>> start

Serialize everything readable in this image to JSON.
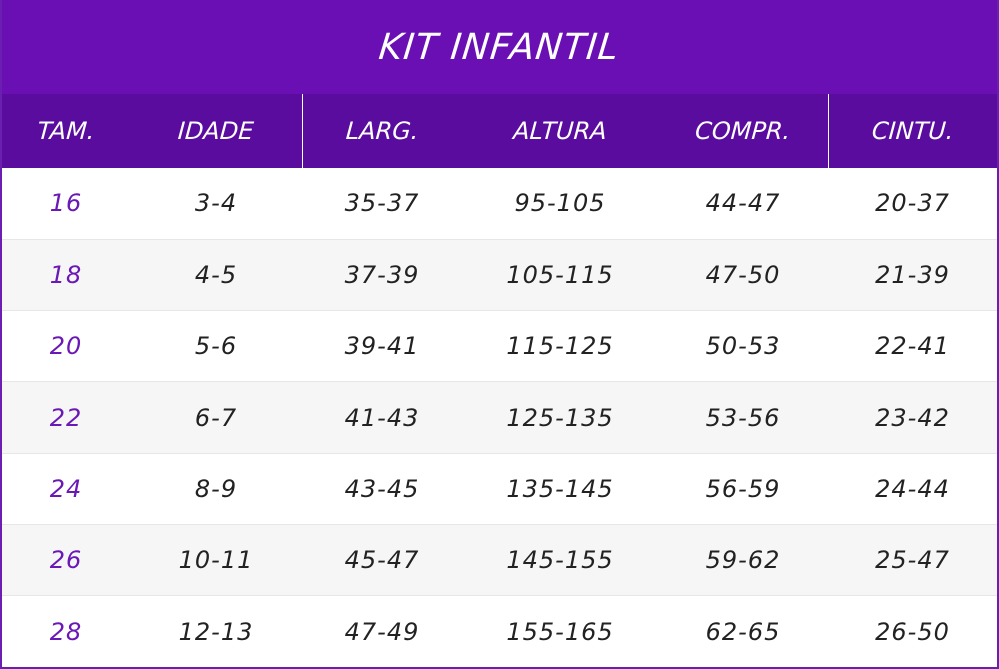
{
  "title": "KIT INFANTIL",
  "columns": [
    "TAM.",
    "IDADE",
    "LARG.",
    "ALTURA",
    "COMPR.",
    "CINTU."
  ],
  "rows": [
    [
      "16",
      "3-4",
      "35-37",
      "95-105",
      "44-47",
      "20-37"
    ],
    [
      "18",
      "4-5",
      "37-39",
      "105-115",
      "47-50",
      "21-39"
    ],
    [
      "20",
      "5-6",
      "39-41",
      "115-125",
      "50-53",
      "22-41"
    ],
    [
      "22",
      "6-7",
      "41-43",
      "125-135",
      "53-56",
      "23-42"
    ],
    [
      "24",
      "8-9",
      "43-45",
      "135-145",
      "56-59",
      "24-44"
    ],
    [
      "26",
      "10-11",
      "45-47",
      "145-155",
      "59-62",
      "25-47"
    ],
    [
      "28",
      "12-13",
      "47-49",
      "155-165",
      "62-65",
      "26-50"
    ]
  ],
  "colors": {
    "title_bg": "#6a0fb4",
    "header_bg": "#5a0c9f",
    "size_text": "#6a18b6",
    "stripe": "#f6f6f6"
  }
}
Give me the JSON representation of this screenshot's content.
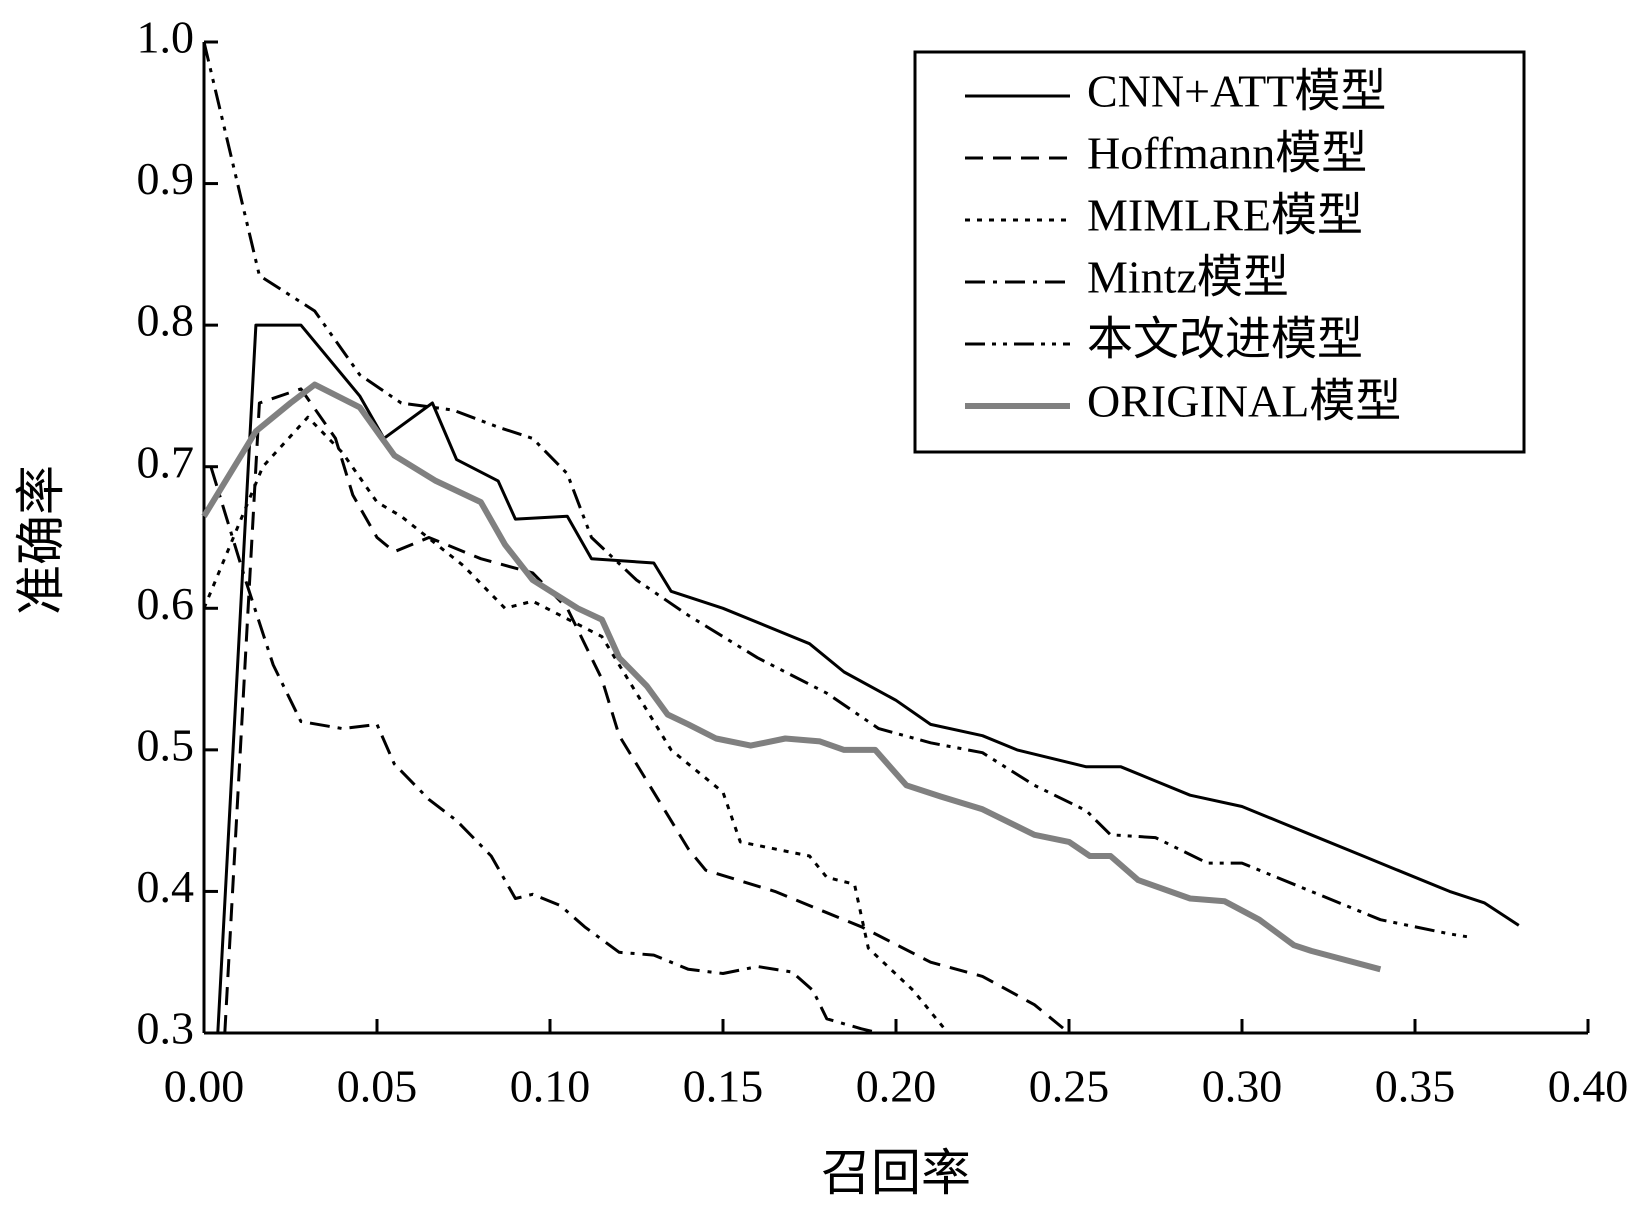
{
  "chart_data": {
    "type": "line",
    "xlabel": "召回率",
    "ylabel": "准确率",
    "xlim": [
      0,
      0.4
    ],
    "ylim": [
      0.3,
      1.0
    ],
    "xticks": [
      {
        "value": 0,
        "label": "0.00"
      },
      0.05,
      {
        "value": 0.1,
        "label": "0.10"
      },
      0.15,
      {
        "value": 0.2,
        "label": "0.20"
      },
      0.25,
      {
        "value": 0.3,
        "label": "0.30"
      },
      0.35,
      {
        "value": 0.4,
        "label": "0.40"
      }
    ],
    "yticks": [
      0.3,
      0.4,
      0.5,
      0.6,
      0.7,
      0.8,
      0.9,
      {
        "value": 1.0,
        "label": "1.0"
      }
    ],
    "legend": "upper right",
    "series": [
      {
        "name": "CNN+ATT模型",
        "color": "#000000",
        "style": "solid",
        "x": [
          0.004,
          0.015,
          0.028,
          0.045,
          0.052,
          0.066,
          0.073,
          0.085,
          0.09,
          0.105,
          0.112,
          0.13,
          0.135,
          0.15,
          0.175,
          0.185,
          0.2,
          0.21,
          0.225,
          0.235,
          0.255,
          0.265,
          0.275,
          0.285,
          0.3,
          0.31,
          0.32,
          0.335,
          0.345,
          0.36,
          0.37,
          0.38
        ],
        "values": [
          0.3,
          0.8,
          0.8,
          0.75,
          0.72,
          0.745,
          0.705,
          0.69,
          0.663,
          0.665,
          0.635,
          0.632,
          0.612,
          0.6,
          0.575,
          0.555,
          0.535,
          0.518,
          0.51,
          0.5,
          0.488,
          0.488,
          0.478,
          0.468,
          0.46,
          0.45,
          0.44,
          0.425,
          0.415,
          0.4,
          0.392,
          0.376
        ]
      },
      {
        "name": "Hoffmann模型",
        "color": "#000000",
        "style": "dashed",
        "x": [
          0.006,
          0.016,
          0.028,
          0.038,
          0.043,
          0.05,
          0.055,
          0.065,
          0.08,
          0.095,
          0.105,
          0.115,
          0.12,
          0.13,
          0.14,
          0.145,
          0.165,
          0.18,
          0.19,
          0.21,
          0.225,
          0.24,
          0.25
        ],
        "values": [
          0.3,
          0.745,
          0.755,
          0.72,
          0.68,
          0.65,
          0.64,
          0.65,
          0.635,
          0.625,
          0.6,
          0.55,
          0.51,
          0.47,
          0.43,
          0.415,
          0.4,
          0.385,
          0.375,
          0.35,
          0.34,
          0.32,
          0.3
        ]
      },
      {
        "name": "MIMLRE模型",
        "color": "#000000",
        "style": "dotted",
        "x": [
          0,
          0.017,
          0.03,
          0.04,
          0.05,
          0.057,
          0.075,
          0.087,
          0.095,
          0.115,
          0.125,
          0.135,
          0.15,
          0.155,
          0.175,
          0.18,
          0.188,
          0.192,
          0.205,
          0.215
        ],
        "values": [
          0.6,
          0.7,
          0.735,
          0.71,
          0.675,
          0.665,
          0.63,
          0.6,
          0.605,
          0.58,
          0.54,
          0.5,
          0.47,
          0.435,
          0.425,
          0.41,
          0.405,
          0.36,
          0.33,
          0.3
        ]
      },
      {
        "name": "Mintz模型",
        "color": "#000000",
        "style": "dashdot",
        "x": [
          0.002,
          0.012,
          0.02,
          0.028,
          0.04,
          0.05,
          0.055,
          0.065,
          0.073,
          0.083,
          0.09,
          0.095,
          0.103,
          0.11,
          0.12,
          0.13,
          0.14,
          0.15,
          0.16,
          0.17,
          0.176,
          0.18,
          0.19,
          0.195
        ],
        "values": [
          0.7,
          0.62,
          0.56,
          0.52,
          0.515,
          0.518,
          0.49,
          0.465,
          0.45,
          0.425,
          0.395,
          0.398,
          0.39,
          0.375,
          0.357,
          0.355,
          0.345,
          0.342,
          0.347,
          0.343,
          0.33,
          0.31,
          0.303,
          0.3
        ]
      },
      {
        "name": "本文改进模型",
        "color": "#000000",
        "style": "dashdotdot",
        "x": [
          0,
          0.016,
          0.032,
          0.045,
          0.057,
          0.072,
          0.085,
          0.095,
          0.105,
          0.112,
          0.125,
          0.14,
          0.16,
          0.18,
          0.195,
          0.21,
          0.225,
          0.24,
          0.255,
          0.262,
          0.275,
          0.29,
          0.3,
          0.32,
          0.34,
          0.36,
          0.365
        ],
        "values": [
          1.0,
          0.835,
          0.81,
          0.765,
          0.745,
          0.74,
          0.728,
          0.72,
          0.695,
          0.65,
          0.62,
          0.595,
          0.565,
          0.54,
          0.515,
          0.505,
          0.498,
          0.475,
          0.457,
          0.44,
          0.438,
          0.42,
          0.42,
          0.4,
          0.38,
          0.37,
          0.368
        ]
      },
      {
        "name": "ORIGINAL模型",
        "color": "#808080",
        "style": "thick",
        "x": [
          0,
          0.015,
          0.025,
          0.032,
          0.045,
          0.055,
          0.067,
          0.08,
          0.087,
          0.095,
          0.108,
          0.115,
          0.12,
          0.128,
          0.134,
          0.14,
          0.148,
          0.158,
          0.168,
          0.178,
          0.185,
          0.194,
          0.203,
          0.213,
          0.225,
          0.24,
          0.25,
          0.256,
          0.262,
          0.27,
          0.285,
          0.295,
          0.305,
          0.315,
          0.32,
          0.34
        ],
        "values": [
          0.665,
          0.725,
          0.745,
          0.758,
          0.742,
          0.708,
          0.69,
          0.675,
          0.645,
          0.62,
          0.6,
          0.592,
          0.565,
          0.545,
          0.525,
          0.518,
          0.508,
          0.503,
          0.508,
          0.506,
          0.5,
          0.5,
          0.475,
          0.467,
          0.458,
          0.44,
          0.435,
          0.425,
          0.425,
          0.408,
          0.395,
          0.393,
          0.38,
          0.362,
          0.358,
          0.345
        ]
      }
    ]
  }
}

>> end

### Your task
Leave out the pictures and transcribe the entries above exactly.

### Output of the task
Serialize everything readable in this image to JSON.
{
  "title": "KIT INFANTIL",
  "columns": [
    "TAM.",
    "IDADE",
    "LARG.",
    "ALTURA",
    "COMPR.",
    "CINTU."
  ],
  "rows": [
    [
      "16",
      "3-4",
      "35-37",
      "95-105",
      "44-47",
      "20-37"
    ],
    [
      "18",
      "4-5",
      "37-39",
      "105-115",
      "47-50",
      "21-39"
    ],
    [
      "20",
      "5-6",
      "39-41",
      "115-125",
      "50-53",
      "22-41"
    ],
    [
      "22",
      "6-7",
      "41-43",
      "125-135",
      "53-56",
      "23-42"
    ],
    [
      "24",
      "8-9",
      "43-45",
      "135-145",
      "56-59",
      "24-44"
    ],
    [
      "26",
      "10-11",
      "45-47",
      "145-155",
      "59-62",
      "25-47"
    ],
    [
      "28",
      "12-13",
      "47-49",
      "155-165",
      "62-65",
      "26-50"
    ]
  ],
  "colors": {
    "title_bg": "#6a0fb4",
    "header_bg": "#5a0c9f",
    "size_text": "#6a18b6",
    "stripe": "#f6f6f6"
  }
}
Give me the JSON representation of this screenshot's content.
{
  "chart_data": {
    "type": "line",
    "xlabel": "召回率",
    "ylabel": "准确率",
    "xlim": [
      0,
      0.4
    ],
    "ylim": [
      0.3,
      1.0
    ],
    "xticks": [
      {
        "value": 0,
        "label": "0.00"
      },
      0.05,
      {
        "value": 0.1,
        "label": "0.10"
      },
      0.15,
      {
        "value": 0.2,
        "label": "0.20"
      },
      0.25,
      {
        "value": 0.3,
        "label": "0.30"
      },
      0.35,
      {
        "value": 0.4,
        "label": "0.40"
      }
    ],
    "yticks": [
      0.3,
      0.4,
      0.5,
      0.6,
      0.7,
      0.8,
      0.9,
      {
        "value": 1.0,
        "label": "1.0"
      }
    ],
    "legend": "upper right",
    "series": [
      {
        "name": "CNN+ATT模型",
        "color": "#000000",
        "style": "solid",
        "x": [
          0.004,
          0.015,
          0.028,
          0.045,
          0.052,
          0.066,
          0.073,
          0.085,
          0.09,
          0.105,
          0.112,
          0.13,
          0.135,
          0.15,
          0.175,
          0.185,
          0.2,
          0.21,
          0.225,
          0.235,
          0.255,
          0.265,
          0.275,
          0.285,
          0.3,
          0.31,
          0.32,
          0.335,
          0.345,
          0.36,
          0.37,
          0.38
        ],
        "values": [
          0.3,
          0.8,
          0.8,
          0.75,
          0.72,
          0.745,
          0.705,
          0.69,
          0.663,
          0.665,
          0.635,
          0.632,
          0.612,
          0.6,
          0.575,
          0.555,
          0.535,
          0.518,
          0.51,
          0.5,
          0.488,
          0.488,
          0.478,
          0.468,
          0.46,
          0.45,
          0.44,
          0.425,
          0.415,
          0.4,
          0.392,
          0.376
        ]
      },
      {
        "name": "Hoffmann模型",
        "color": "#000000",
        "style": "dashed",
        "x": [
          0.006,
          0.016,
          0.028,
          0.038,
          0.043,
          0.05,
          0.055,
          0.065,
          0.08,
          0.095,
          0.105,
          0.115,
          0.12,
          0.13,
          0.14,
          0.145,
          0.165,
          0.18,
          0.19,
          0.21,
          0.225,
          0.24,
          0.25
        ],
        "values": [
          0.3,
          0.745,
          0.755,
          0.72,
          0.68,
          0.65,
          0.64,
          0.65,
          0.635,
          0.625,
          0.6,
          0.55,
          0.51,
          0.47,
          0.43,
          0.415,
          0.4,
          0.385,
          0.375,
          0.35,
          0.34,
          0.32,
          0.3
        ]
      },
      {
        "name": "MIMLRE模型",
        "color": "#000000",
        "style": "dotted",
        "x": [
          0,
          0.017,
          0.03,
          0.04,
          0.05,
          0.057,
          0.075,
          0.087,
          0.095,
          0.115,
          0.125,
          0.135,
          0.15,
          0.155,
          0.175,
          0.18,
          0.188,
          0.192,
          0.205,
          0.215
        ],
        "values": [
          0.6,
          0.7,
          0.735,
          0.71,
          0.675,
          0.665,
          0.63,
          0.6,
          0.605,
          0.58,
          0.54,
          0.5,
          0.47,
          0.435,
          0.425,
          0.41,
          0.405,
          0.36,
          0.33,
          0.3
        ]
      },
      {
        "name": "Mintz模型",
        "color": "#000000",
        "style": "dashdot",
        "x": [
          0.002,
          0.012,
          0.02,
          0.028,
          0.04,
          0.05,
          0.055,
          0.065,
          0.073,
          0.083,
          0.09,
          0.095,
          0.103,
          0.11,
          0.12,
          0.13,
          0.14,
          0.15,
          0.16,
          0.17,
          0.176,
          0.18,
          0.19,
          0.195
        ],
        "values": [
          0.7,
          0.62,
          0.56,
          0.52,
          0.515,
          0.518,
          0.49,
          0.465,
          0.45,
          0.425,
          0.395,
          0.398,
          0.39,
          0.375,
          0.357,
          0.355,
          0.345,
          0.342,
          0.347,
          0.343,
          0.33,
          0.31,
          0.303,
          0.3
        ]
      },
      {
        "name": "本文改进模型",
        "color": "#000000",
        "style": "dashdotdot",
        "x": [
          0,
          0.016,
          0.032,
          0.045,
          0.057,
          0.072,
          0.085,
          0.095,
          0.105,
          0.112,
          0.125,
          0.14,
          0.16,
          0.18,
          0.195,
          0.21,
          0.225,
          0.24,
          0.255,
          0.262,
          0.275,
          0.29,
          0.3,
          0.32,
          0.34,
          0.36,
          0.365
        ],
        "values": [
          1.0,
          0.835,
          0.81,
          0.765,
          0.745,
          0.74,
          0.728,
          0.72,
          0.695,
          0.65,
          0.62,
          0.595,
          0.565,
          0.54,
          0.515,
          0.505,
          0.498,
          0.475,
          0.457,
          0.44,
          0.438,
          0.42,
          0.42,
          0.4,
          0.38,
          0.37,
          0.368
        ]
      },
      {
        "name": "ORIGINAL模型",
        "color": "#808080",
        "style": "thick",
        "x": [
          0,
          0.015,
          0.025,
          0.032,
          0.045,
          0.055,
          0.067,
          0.08,
          0.087,
          0.095,
          0.108,
          0.115,
          0.12,
          0.128,
          0.134,
          0.14,
          0.148,
          0.158,
          0.168,
          0.178,
          0.185,
          0.194,
          0.203,
          0.213,
          0.225,
          0.24,
          0.25,
          0.256,
          0.262,
          0.27,
          0.285,
          0.295,
          0.305,
          0.315,
          0.32,
          0.34
        ],
        "values": [
          0.665,
          0.725,
          0.745,
          0.758,
          0.742,
          0.708,
          0.69,
          0.675,
          0.645,
          0.62,
          0.6,
          0.592,
          0.565,
          0.545,
          0.525,
          0.518,
          0.508,
          0.503,
          0.508,
          0.506,
          0.5,
          0.5,
          0.475,
          0.467,
          0.458,
          0.44,
          0.435,
          0.425,
          0.425,
          0.408,
          0.395,
          0.393,
          0.38,
          0.362,
          0.358,
          0.345
        ]
      }
    ]
  }
}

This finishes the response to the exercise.